■ **Stored records**
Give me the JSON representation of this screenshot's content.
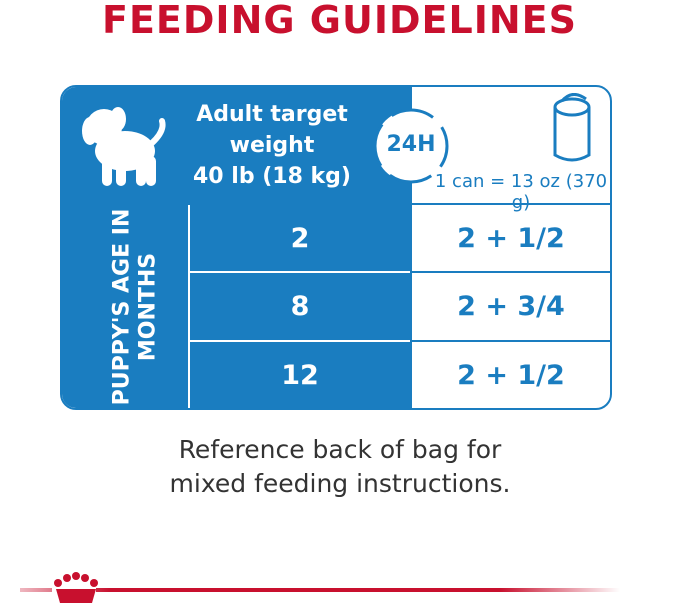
{
  "header": {
    "title": "FEEDING GUIDELINES"
  },
  "table": {
    "weight_label": [
      "Adult target",
      "weight",
      "40 lb (18 kg)"
    ],
    "period_label": "24H",
    "can_label": "1 can = 13 oz (370 g)",
    "row_header": "PUPPY'S AGE IN MONTHS",
    "rows": [
      [
        "2",
        "2 + 1/2"
      ],
      [
        "8",
        "2 + 3/4"
      ],
      [
        "12",
        "2 + 1/2"
      ]
    ]
  },
  "footer": {
    "note": "Reference back of bag for mixed feeding instructions."
  }
}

■ **Work instructions**
Print the full listing exactly, dropping the pictures.

■ **Task result**
Give me the JSON representation of this screenshot's content.
{
  "header": {
    "title": "FEEDING GUIDELINES"
  },
  "table": {
    "weight_label": [
      "Adult target",
      "weight",
      "40 lb (18 kg)"
    ],
    "period_label": "24H",
    "can_label": "1 can = 13 oz (370 g)",
    "row_header": "PUPPY'S AGE IN MONTHS",
    "rows": [
      [
        "2",
        "2 + 1/2"
      ],
      [
        "8",
        "2 + 3/4"
      ],
      [
        "12",
        "2 + 1/2"
      ]
    ]
  },
  "footer": {
    "note": "Reference back of bag for mixed feeding instructions."
  }
}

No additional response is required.